┌──

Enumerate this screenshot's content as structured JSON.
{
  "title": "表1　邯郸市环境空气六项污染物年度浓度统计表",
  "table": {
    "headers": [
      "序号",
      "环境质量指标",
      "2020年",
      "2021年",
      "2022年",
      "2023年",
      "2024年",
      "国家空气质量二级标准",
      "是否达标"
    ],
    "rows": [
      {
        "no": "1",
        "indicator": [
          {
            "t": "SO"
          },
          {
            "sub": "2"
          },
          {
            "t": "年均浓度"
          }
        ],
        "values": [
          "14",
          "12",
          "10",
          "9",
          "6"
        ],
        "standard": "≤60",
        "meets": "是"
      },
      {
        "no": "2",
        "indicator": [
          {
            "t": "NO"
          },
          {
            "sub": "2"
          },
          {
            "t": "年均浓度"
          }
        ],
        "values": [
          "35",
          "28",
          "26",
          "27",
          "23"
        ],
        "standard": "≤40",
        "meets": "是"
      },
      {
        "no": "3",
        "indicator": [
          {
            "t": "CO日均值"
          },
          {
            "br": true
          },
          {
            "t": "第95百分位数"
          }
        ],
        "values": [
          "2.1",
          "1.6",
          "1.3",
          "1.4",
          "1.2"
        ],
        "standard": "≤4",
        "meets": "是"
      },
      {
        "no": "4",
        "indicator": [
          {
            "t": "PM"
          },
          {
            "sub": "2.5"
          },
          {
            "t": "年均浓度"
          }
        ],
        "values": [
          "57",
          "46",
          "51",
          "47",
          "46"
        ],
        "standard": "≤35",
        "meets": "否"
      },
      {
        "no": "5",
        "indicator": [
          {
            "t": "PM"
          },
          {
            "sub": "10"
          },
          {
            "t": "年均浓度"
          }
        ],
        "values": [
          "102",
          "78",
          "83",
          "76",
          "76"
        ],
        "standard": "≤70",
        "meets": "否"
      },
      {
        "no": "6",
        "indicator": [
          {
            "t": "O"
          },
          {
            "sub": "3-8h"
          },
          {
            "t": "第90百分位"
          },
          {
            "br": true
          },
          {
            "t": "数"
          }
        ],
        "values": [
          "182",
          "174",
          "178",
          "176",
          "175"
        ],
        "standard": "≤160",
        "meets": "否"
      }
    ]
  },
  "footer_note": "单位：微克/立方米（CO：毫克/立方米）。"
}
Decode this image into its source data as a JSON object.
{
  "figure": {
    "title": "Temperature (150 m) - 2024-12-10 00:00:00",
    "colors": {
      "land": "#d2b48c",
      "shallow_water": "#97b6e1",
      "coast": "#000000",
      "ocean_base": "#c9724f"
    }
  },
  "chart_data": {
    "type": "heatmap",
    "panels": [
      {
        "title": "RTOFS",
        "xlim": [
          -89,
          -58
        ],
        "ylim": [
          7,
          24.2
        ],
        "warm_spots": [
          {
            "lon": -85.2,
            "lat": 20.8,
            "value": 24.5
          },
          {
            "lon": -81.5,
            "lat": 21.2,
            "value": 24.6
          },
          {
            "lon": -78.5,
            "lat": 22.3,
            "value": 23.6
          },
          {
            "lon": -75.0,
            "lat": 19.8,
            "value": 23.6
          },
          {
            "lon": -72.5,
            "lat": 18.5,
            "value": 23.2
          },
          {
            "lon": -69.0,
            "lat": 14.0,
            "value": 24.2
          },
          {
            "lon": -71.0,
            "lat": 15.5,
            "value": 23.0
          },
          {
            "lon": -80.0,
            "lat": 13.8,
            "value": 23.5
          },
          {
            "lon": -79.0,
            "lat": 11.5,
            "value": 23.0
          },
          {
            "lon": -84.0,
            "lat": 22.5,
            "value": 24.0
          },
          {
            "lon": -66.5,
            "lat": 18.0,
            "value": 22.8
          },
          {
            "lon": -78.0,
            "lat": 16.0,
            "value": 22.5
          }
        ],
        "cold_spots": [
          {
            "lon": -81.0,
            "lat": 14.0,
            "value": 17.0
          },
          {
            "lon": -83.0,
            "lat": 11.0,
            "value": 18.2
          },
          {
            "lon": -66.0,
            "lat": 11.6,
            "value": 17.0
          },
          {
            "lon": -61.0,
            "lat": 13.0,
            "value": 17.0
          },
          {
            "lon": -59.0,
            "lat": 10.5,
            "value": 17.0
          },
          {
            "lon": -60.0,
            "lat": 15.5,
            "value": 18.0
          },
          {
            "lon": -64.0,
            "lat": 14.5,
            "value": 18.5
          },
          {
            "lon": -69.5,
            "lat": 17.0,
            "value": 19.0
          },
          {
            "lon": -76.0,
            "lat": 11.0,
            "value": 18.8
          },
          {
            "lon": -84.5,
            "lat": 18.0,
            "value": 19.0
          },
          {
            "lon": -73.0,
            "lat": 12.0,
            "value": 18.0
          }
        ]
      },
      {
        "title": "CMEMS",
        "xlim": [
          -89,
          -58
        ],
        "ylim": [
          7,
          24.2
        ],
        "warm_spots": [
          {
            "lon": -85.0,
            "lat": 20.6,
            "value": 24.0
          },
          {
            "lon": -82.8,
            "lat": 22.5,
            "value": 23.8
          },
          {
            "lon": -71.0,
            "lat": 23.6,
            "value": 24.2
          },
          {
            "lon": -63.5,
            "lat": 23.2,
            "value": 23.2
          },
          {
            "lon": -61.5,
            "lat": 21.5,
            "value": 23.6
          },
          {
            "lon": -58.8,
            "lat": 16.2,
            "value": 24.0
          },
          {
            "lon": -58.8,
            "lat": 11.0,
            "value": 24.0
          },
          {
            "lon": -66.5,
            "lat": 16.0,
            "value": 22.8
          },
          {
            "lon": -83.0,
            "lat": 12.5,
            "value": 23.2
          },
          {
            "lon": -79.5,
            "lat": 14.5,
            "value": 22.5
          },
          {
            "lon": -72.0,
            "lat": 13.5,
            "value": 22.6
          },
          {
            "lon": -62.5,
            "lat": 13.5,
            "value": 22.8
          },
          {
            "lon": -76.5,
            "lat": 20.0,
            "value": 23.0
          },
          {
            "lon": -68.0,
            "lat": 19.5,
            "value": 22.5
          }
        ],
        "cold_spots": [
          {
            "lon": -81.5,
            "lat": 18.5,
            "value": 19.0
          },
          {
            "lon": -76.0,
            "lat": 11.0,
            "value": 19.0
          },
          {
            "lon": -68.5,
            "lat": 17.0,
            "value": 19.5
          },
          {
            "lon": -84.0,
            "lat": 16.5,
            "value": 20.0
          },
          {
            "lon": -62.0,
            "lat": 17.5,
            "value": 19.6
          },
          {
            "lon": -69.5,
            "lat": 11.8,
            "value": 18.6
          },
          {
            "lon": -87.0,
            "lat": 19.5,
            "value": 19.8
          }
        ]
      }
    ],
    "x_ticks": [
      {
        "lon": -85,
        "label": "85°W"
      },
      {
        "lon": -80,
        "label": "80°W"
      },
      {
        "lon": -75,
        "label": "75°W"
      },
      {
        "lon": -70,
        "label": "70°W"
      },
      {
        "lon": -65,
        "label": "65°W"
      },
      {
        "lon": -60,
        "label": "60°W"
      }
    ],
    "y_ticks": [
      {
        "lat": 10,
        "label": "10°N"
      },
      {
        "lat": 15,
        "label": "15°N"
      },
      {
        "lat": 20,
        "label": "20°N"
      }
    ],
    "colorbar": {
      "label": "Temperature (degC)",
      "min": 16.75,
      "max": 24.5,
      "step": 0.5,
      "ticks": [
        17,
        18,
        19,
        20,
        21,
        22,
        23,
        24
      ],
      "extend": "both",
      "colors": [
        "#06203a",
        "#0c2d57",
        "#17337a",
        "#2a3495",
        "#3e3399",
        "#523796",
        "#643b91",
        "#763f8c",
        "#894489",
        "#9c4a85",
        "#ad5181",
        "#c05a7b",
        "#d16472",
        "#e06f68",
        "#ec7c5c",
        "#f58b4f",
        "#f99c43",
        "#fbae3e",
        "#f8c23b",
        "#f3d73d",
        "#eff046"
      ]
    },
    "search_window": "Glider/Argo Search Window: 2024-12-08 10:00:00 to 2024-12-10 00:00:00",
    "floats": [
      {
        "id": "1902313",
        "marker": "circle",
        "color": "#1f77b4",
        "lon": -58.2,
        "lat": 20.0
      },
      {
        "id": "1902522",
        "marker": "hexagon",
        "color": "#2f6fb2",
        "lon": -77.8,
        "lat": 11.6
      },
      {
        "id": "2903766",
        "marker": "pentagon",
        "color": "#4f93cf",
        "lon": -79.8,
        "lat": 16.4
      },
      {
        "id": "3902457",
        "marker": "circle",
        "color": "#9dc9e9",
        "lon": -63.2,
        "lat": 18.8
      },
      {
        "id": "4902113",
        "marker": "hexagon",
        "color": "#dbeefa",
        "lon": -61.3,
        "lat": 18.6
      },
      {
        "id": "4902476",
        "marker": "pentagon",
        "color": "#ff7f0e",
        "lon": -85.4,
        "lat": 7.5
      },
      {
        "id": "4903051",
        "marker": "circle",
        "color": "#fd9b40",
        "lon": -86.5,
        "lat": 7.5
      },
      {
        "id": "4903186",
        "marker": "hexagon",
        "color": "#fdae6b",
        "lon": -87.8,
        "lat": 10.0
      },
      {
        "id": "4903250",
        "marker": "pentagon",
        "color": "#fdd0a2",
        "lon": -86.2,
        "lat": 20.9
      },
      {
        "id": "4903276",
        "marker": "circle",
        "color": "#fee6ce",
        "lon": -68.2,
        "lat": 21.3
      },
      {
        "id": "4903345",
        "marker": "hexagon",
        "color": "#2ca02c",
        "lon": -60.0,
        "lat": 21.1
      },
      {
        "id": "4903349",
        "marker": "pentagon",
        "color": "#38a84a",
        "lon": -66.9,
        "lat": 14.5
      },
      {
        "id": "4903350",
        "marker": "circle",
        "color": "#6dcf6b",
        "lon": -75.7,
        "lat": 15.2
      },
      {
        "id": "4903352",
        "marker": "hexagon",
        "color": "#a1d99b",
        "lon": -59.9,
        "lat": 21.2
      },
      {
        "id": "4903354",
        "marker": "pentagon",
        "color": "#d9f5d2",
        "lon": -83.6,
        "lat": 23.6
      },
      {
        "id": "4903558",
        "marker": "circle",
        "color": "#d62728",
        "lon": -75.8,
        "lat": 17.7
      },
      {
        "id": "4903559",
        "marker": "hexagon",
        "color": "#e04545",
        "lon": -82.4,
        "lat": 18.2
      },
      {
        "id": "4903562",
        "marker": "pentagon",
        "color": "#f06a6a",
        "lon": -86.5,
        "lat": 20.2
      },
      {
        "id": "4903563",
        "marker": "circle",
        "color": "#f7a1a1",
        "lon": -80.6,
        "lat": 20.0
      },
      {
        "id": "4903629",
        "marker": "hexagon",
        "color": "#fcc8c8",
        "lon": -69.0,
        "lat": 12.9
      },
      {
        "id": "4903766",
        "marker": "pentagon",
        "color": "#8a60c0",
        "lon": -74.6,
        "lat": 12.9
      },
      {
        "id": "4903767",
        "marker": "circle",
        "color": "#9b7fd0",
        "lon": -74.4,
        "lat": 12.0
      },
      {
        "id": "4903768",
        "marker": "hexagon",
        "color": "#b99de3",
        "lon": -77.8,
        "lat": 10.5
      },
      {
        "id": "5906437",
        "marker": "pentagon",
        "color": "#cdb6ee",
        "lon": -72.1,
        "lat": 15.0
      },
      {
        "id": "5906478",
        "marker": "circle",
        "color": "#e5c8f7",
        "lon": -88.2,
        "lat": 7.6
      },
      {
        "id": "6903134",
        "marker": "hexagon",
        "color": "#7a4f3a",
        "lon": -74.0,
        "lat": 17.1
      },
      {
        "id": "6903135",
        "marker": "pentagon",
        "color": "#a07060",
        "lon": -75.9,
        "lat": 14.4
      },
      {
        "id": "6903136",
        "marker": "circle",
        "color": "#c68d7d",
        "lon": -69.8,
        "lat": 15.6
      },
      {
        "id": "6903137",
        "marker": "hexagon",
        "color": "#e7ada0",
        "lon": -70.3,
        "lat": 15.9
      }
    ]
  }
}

└──

> **EXERCISE REQUIREMENTS**: Display every line of the listing that contains the string "standard".

> **FINISHED ANSWER**:
        "standard": "≤60",
        "standard": "≤40",
        "standard": "≤4",
        "standard": "≤35",
        "standard": "≤70",
        "standard": "≤160",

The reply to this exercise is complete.